▶ _WORK INSTRUCTIONS_
Please report every line in the material below where the word "Enfermedad" is found.

━━ DATA EXTRACT ━━

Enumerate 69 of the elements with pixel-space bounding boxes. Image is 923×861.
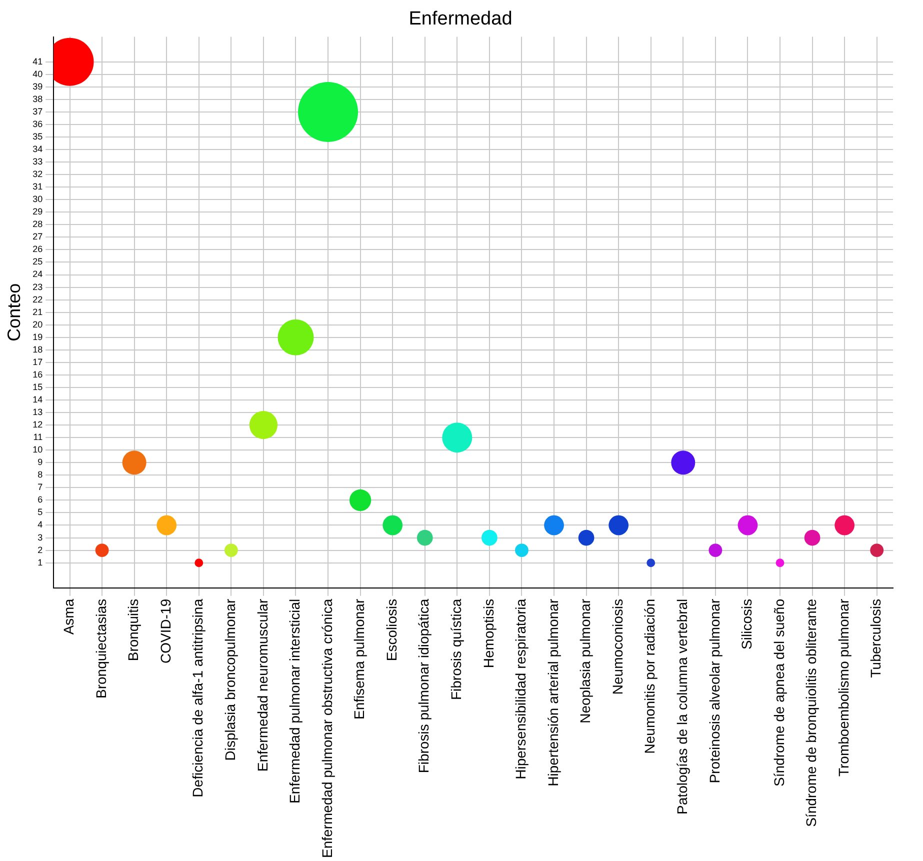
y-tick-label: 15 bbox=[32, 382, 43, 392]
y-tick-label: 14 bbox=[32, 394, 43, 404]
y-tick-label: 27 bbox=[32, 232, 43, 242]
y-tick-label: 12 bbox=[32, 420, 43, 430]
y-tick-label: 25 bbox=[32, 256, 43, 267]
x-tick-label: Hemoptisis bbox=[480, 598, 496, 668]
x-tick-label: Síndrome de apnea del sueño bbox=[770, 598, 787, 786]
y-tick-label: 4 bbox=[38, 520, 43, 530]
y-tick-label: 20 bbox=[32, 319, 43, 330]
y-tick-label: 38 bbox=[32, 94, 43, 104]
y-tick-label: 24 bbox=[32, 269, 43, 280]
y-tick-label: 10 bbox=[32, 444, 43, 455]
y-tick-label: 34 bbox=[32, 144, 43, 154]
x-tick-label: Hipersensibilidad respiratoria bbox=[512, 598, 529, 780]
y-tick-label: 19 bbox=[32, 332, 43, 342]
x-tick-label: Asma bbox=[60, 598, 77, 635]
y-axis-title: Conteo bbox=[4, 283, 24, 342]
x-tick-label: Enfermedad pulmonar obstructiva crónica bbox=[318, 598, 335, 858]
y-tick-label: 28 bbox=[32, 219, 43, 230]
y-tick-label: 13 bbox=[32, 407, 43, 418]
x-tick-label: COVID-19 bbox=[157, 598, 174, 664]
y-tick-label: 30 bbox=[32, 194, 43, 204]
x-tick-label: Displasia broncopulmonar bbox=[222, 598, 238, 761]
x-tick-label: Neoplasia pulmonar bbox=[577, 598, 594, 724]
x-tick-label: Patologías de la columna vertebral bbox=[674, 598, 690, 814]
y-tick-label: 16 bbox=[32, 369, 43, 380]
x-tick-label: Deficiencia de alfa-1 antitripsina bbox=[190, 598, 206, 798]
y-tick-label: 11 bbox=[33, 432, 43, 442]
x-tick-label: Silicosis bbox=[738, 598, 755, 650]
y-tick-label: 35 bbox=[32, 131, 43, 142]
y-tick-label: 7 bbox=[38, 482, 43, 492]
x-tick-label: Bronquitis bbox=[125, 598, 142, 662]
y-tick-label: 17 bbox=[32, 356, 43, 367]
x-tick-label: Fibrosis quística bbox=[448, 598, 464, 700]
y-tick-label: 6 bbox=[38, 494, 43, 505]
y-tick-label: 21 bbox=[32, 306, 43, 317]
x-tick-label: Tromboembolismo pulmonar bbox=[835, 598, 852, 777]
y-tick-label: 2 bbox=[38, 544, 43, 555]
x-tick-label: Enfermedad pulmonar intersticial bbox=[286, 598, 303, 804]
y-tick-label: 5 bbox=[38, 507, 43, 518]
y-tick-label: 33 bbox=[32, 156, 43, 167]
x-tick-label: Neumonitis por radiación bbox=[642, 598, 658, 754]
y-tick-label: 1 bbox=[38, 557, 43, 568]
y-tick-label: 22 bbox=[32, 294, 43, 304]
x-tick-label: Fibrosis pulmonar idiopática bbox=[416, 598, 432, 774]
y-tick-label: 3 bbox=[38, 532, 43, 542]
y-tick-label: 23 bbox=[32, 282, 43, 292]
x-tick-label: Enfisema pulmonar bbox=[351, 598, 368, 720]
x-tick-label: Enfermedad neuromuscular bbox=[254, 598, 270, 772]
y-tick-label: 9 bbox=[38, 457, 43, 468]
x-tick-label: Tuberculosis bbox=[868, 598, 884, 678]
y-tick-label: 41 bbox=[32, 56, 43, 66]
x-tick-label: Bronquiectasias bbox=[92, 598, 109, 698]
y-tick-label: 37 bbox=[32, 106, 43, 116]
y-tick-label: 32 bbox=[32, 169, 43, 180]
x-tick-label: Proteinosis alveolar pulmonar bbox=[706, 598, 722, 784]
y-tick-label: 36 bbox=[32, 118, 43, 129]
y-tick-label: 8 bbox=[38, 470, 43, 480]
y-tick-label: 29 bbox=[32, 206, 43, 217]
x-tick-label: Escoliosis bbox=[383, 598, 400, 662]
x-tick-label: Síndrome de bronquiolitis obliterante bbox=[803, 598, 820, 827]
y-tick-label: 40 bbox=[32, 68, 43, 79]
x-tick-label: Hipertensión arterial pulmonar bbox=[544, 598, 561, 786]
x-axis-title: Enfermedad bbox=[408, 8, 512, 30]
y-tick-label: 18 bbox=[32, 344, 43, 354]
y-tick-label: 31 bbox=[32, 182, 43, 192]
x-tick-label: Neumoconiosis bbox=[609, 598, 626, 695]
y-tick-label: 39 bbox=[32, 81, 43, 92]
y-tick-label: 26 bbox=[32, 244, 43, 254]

━━━

▶ _ANSWER SPACE_
x-tick-label: Enfermedad pulmonar obstructiva crónica bbox=[318, 598, 335, 858]
x-tick-label: Enfermedad pulmonar intersticial bbox=[286, 598, 303, 804]
x-tick-label: Enfermedad neuromuscular bbox=[254, 598, 270, 772]
x-axis-title: Enfermedad bbox=[408, 8, 512, 30]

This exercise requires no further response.